==== SOURCE MATERIAL ====
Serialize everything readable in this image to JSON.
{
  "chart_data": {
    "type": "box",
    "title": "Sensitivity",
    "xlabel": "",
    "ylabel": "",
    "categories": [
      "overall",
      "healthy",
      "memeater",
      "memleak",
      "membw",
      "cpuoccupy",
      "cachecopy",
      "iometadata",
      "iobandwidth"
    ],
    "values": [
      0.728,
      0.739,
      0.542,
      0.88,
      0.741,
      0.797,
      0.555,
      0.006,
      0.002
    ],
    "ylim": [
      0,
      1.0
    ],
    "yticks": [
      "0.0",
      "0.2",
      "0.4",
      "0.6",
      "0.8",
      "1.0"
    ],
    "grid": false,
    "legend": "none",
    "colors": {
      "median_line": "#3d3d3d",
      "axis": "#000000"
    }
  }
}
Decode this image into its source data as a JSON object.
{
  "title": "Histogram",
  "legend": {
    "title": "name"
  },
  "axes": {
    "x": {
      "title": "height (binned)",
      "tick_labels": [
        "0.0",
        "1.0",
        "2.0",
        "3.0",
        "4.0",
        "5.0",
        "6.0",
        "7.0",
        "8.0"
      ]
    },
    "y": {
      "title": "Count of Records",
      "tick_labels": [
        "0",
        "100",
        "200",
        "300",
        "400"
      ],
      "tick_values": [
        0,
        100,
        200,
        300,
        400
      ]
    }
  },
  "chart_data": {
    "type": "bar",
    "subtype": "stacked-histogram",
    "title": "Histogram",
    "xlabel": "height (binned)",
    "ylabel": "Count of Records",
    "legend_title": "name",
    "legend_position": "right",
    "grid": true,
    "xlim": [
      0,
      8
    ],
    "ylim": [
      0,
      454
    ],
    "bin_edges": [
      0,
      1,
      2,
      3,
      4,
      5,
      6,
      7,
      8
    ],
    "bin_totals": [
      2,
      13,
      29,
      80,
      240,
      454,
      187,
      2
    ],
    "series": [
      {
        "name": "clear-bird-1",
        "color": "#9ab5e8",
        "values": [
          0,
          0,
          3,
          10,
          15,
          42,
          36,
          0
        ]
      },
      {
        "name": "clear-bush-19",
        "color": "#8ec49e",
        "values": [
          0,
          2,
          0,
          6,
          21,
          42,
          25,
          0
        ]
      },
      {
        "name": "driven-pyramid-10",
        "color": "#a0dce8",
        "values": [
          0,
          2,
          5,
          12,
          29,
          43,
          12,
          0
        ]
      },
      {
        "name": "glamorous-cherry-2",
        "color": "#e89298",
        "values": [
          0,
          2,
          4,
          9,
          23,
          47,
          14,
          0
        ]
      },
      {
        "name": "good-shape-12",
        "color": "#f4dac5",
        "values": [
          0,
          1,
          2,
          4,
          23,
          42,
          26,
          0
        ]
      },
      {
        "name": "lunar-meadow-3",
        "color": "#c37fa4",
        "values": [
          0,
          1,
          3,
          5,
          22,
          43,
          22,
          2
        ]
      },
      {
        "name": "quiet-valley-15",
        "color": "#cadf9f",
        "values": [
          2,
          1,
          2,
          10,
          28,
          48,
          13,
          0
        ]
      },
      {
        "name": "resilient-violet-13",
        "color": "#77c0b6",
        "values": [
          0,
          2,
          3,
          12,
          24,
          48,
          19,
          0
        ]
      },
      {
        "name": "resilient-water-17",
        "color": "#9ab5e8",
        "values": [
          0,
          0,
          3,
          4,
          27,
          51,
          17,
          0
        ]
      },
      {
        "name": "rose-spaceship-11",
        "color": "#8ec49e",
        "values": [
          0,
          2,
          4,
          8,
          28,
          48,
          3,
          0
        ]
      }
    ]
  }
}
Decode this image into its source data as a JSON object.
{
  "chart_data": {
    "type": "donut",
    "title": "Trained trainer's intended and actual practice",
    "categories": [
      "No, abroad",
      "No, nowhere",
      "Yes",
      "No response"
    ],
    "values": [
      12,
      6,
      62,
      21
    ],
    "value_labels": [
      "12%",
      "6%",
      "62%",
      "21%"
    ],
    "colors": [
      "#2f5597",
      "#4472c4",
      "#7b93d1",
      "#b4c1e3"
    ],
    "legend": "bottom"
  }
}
====
==== SOURCE MATERIAL ====
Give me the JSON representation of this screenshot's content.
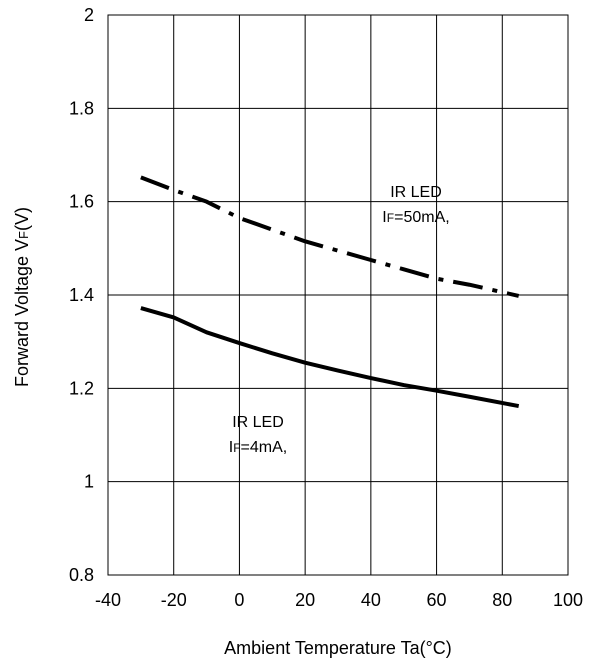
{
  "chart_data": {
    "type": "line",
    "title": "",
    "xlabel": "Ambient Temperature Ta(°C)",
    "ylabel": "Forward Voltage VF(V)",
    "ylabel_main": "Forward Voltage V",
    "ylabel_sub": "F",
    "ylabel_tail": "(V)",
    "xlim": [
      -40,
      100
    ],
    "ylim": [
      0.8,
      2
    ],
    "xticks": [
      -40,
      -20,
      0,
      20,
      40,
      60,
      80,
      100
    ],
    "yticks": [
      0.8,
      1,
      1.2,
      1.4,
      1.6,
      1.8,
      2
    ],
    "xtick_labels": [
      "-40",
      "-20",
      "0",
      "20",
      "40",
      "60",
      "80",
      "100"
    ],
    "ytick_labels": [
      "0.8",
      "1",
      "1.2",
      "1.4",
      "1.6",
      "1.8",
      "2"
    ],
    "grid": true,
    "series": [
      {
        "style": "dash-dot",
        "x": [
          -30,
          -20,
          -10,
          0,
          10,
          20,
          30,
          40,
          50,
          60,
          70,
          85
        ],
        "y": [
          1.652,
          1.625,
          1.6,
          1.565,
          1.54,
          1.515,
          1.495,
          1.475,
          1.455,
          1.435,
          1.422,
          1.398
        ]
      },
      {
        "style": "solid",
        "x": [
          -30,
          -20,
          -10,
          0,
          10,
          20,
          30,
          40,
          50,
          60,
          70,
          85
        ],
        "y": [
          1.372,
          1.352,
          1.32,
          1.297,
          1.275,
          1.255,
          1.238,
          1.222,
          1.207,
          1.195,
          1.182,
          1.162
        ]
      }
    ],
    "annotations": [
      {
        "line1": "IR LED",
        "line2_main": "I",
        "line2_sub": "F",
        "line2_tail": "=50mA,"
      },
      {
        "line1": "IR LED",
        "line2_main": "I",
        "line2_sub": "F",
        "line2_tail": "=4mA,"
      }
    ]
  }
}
====
==== SOURCE MATERIAL ====
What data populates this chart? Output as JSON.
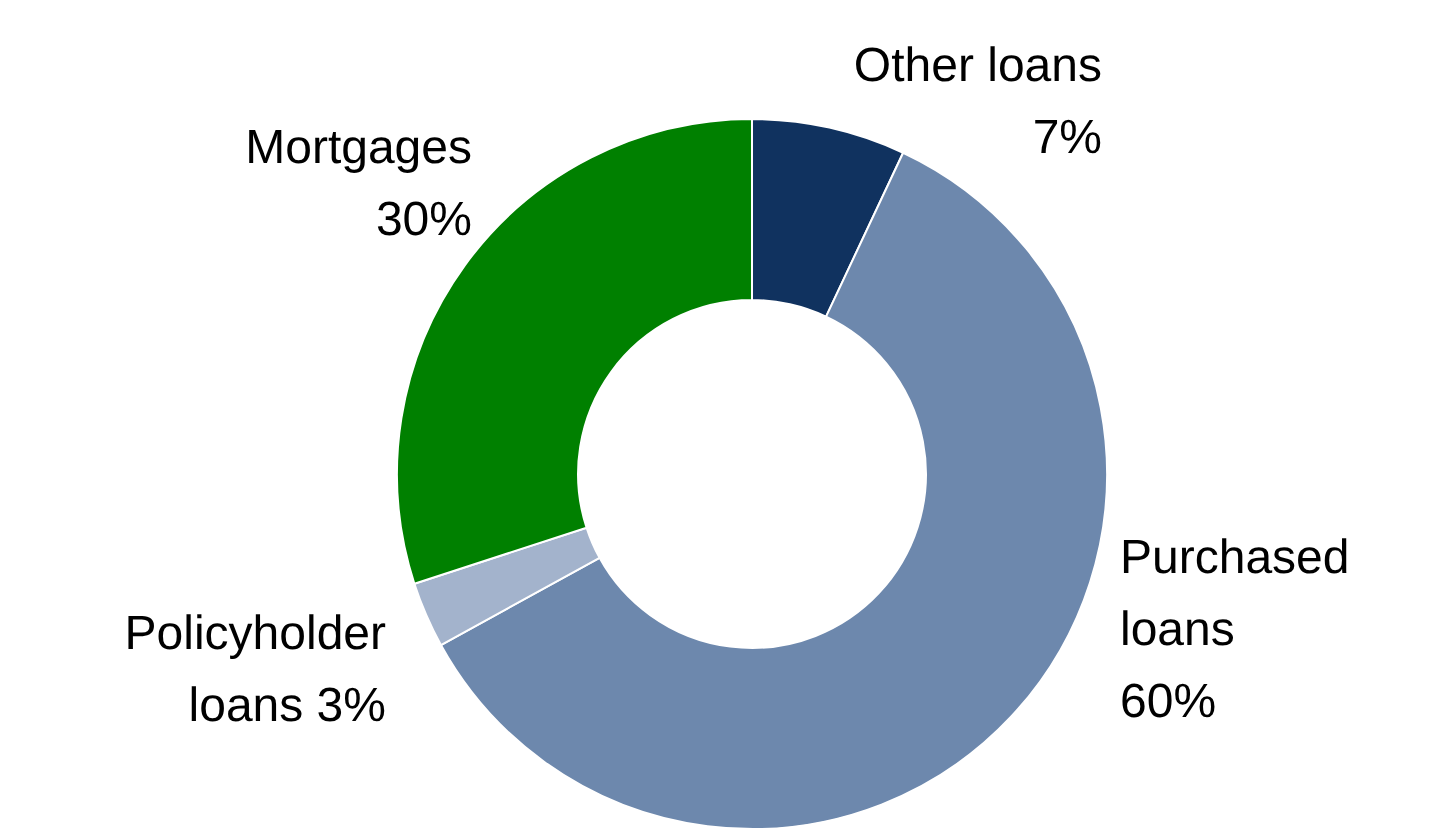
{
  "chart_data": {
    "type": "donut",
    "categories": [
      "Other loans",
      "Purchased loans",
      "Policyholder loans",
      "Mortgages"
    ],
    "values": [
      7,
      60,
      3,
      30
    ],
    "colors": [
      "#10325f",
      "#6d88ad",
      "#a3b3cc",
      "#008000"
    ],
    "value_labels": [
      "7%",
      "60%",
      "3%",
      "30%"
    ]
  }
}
====
REQUIRED TASK -
Reproduce each line of the material containing the word "Forward".

ANSWER TO THIS TASK -
    "ylabel": "Forward Voltage VF(V)",
    "ylabel_main": "Forward Voltage V",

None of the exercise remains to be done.